PROBLEM TO SOLVE
Each entry that follows must be output without any deviation.

Records that describe figures
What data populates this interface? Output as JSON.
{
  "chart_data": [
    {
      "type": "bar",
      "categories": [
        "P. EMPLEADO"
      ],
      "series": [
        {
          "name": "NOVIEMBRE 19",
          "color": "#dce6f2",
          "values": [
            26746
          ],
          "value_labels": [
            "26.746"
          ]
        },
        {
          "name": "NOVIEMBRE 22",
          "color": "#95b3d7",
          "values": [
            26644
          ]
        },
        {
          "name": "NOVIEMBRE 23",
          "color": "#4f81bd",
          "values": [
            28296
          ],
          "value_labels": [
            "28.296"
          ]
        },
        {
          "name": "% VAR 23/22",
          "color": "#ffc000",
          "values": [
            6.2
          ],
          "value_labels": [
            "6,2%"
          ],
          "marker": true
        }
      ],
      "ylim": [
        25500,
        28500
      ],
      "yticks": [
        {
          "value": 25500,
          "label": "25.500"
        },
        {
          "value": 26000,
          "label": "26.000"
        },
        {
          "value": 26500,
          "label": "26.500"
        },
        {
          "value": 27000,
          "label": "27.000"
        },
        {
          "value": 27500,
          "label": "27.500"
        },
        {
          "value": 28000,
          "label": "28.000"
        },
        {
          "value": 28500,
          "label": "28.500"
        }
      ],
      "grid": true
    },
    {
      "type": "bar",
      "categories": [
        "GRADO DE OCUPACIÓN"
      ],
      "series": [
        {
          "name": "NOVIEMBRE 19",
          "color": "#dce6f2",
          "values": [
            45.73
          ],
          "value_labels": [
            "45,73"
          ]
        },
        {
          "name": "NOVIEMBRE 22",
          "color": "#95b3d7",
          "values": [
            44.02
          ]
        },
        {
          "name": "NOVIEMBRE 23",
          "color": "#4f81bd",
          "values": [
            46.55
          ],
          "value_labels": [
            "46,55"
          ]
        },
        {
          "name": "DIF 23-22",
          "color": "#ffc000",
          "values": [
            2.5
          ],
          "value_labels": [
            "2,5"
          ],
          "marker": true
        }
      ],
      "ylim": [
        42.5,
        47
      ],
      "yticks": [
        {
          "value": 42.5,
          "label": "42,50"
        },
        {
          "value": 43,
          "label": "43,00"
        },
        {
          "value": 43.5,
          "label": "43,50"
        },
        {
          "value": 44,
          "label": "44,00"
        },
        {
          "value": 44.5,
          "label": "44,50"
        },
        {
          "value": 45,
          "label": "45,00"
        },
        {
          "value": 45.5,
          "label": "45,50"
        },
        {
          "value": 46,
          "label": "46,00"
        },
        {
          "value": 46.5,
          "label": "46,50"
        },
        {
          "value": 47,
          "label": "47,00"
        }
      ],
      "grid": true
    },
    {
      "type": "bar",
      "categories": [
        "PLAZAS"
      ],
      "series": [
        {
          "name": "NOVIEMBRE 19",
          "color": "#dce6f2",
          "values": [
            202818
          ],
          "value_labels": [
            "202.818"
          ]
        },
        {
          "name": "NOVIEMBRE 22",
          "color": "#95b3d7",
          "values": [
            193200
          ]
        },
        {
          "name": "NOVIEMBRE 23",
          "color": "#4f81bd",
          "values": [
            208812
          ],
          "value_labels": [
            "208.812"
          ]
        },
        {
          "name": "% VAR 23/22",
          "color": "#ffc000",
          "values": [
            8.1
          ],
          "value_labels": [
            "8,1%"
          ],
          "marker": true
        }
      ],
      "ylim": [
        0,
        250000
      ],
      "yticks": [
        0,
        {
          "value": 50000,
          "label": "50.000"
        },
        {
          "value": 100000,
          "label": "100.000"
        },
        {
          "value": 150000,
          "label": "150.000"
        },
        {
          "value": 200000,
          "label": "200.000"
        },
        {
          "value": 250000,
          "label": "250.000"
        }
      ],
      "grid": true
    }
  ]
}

RESULT BELOW
What data populates this interface? Output as JSON.
{
  "chart_data": [
    {
      "type": "bar",
      "categories": [
        "P. EMPLEADO"
      ],
      "series": [
        {
          "name": "NOVIEMBRE 19",
          "color": "#dce6f2",
          "values": [
            26746
          ],
          "value_labels": [
            "26.746"
          ]
        },
        {
          "name": "NOVIEMBRE 22",
          "color": "#95b3d7",
          "values": [
            26644
          ]
        },
        {
          "name": "NOVIEMBRE 23",
          "color": "#4f81bd",
          "values": [
            28296
          ],
          "value_labels": [
            "28.296"
          ]
        },
        {
          "name": "% VAR 23/22",
          "color": "#ffc000",
          "values": [
            6.2
          ],
          "value_labels": [
            "6,2%"
          ],
          "marker": true
        }
      ],
      "ylim": [
        25500,
        28500
      ],
      "yticks": [
        {
          "value": 25500,
          "label": "25.500"
        },
        {
          "value": 26000,
          "label": "26.000"
        },
        {
          "value": 26500,
          "label": "26.500"
        },
        {
          "value": 27000,
          "label": "27.000"
        },
        {
          "value": 27500,
          "label": "27.500"
        },
        {
          "value": 28000,
          "label": "28.000"
        },
        {
          "value": 28500,
          "label": "28.500"
        }
      ],
      "grid": true
    },
    {
      "type": "bar",
      "categories": [
        "GRADO DE OCUPACIÓN"
      ],
      "series": [
        {
          "name": "NOVIEMBRE 19",
          "color": "#dce6f2",
          "values": [
            45.73
          ],
          "value_labels": [
            "45,73"
          ]
        },
        {
          "name": "NOVIEMBRE 22",
          "color": "#95b3d7",
          "values": [
            44.02
          ]
        },
        {
          "name": "NOVIEMBRE 23",
          "color": "#4f81bd",
          "values": [
            46.55
          ],
          "value_labels": [
            "46,55"
          ]
        },
        {
          "name": "DIF 23-22",
          "color": "#ffc000",
          "values": [
            2.5
          ],
          "value_labels": [
            "2,5"
          ],
          "marker": true
        }
      ],
      "ylim": [
        42.5,
        47
      ],
      "yticks": [
        {
          "value": 42.5,
          "label": "42,50"
        },
        {
          "value": 43,
          "label": "43,00"
        },
        {
          "value": 43.5,
          "label": "43,50"
        },
        {
          "value": 44,
          "label": "44,00"
        },
        {
          "value": 44.5,
          "label": "44,50"
        },
        {
          "value": 45,
          "label": "45,00"
        },
        {
          "value": 45.5,
          "label": "45,50"
        },
        {
          "value": 46,
          "label": "46,00"
        },
        {
          "value": 46.5,
          "label": "46,50"
        },
        {
          "value": 47,
          "label": "47,00"
        }
      ],
      "grid": true
    },
    {
      "type": "bar",
      "categories": [
        "PLAZAS"
      ],
      "series": [
        {
          "name": "NOVIEMBRE 19",
          "color": "#dce6f2",
          "values": [
            202818
          ],
          "value_labels": [
            "202.818"
          ]
        },
        {
          "name": "NOVIEMBRE 22",
          "color": "#95b3d7",
          "values": [
            193200
          ]
        },
        {
          "name": "NOVIEMBRE 23",
          "color": "#4f81bd",
          "values": [
            208812
          ],
          "value_labels": [
            "208.812"
          ]
        },
        {
          "name": "% VAR 23/22",
          "color": "#ffc000",
          "values": [
            8.1
          ],
          "value_labels": [
            "8,1%"
          ],
          "marker": true
        }
      ],
      "ylim": [
        0,
        250000
      ],
      "yticks": [
        0,
        {
          "value": 50000,
          "label": "50.000"
        },
        {
          "value": 100000,
          "label": "100.000"
        },
        {
          "value": 150000,
          "label": "150.000"
        },
        {
          "value": 200000,
          "label": "200.000"
        },
        {
          "value": 250000,
          "label": "250.000"
        }
      ],
      "grid": true
    }
  ]
}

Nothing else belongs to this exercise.